[Aim] Gather every line in the records below that contains the string "text", matching case exactly, and copy each one.

□ □ □ □ □ □ □

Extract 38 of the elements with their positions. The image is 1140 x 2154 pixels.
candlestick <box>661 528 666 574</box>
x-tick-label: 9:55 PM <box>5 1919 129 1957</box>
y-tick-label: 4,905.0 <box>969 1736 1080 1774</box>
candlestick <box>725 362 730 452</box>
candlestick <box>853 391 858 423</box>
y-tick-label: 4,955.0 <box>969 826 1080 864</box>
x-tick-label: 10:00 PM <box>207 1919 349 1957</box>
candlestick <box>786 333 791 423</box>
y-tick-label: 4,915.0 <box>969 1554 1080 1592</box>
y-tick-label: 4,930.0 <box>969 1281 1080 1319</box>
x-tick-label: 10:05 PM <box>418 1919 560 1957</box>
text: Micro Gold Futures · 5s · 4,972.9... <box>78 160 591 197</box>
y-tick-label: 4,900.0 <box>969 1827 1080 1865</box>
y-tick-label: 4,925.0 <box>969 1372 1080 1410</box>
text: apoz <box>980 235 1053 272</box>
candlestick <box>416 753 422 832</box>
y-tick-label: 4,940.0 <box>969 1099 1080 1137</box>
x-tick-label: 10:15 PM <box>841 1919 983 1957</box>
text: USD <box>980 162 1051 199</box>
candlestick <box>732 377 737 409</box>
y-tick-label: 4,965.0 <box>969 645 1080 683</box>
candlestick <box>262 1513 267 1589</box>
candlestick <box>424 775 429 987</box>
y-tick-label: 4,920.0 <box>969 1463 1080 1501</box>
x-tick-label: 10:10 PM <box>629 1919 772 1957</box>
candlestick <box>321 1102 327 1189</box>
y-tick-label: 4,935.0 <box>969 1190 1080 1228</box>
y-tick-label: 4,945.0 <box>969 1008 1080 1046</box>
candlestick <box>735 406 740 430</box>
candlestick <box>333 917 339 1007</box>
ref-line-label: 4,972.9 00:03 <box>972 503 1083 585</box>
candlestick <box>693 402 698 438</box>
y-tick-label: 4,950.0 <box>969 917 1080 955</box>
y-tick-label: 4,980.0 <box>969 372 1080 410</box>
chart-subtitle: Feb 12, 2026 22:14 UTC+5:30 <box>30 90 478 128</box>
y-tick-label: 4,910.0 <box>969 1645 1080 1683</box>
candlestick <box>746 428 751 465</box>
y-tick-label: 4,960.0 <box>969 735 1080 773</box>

□ □ □ □ □ □ □

[Solution for this task]
text: Micro Gold Futures · 5s · 4,972.9... <box>78 160 591 197</box>
text: apoz <box>980 235 1053 272</box>
text: USD <box>980 162 1051 199</box>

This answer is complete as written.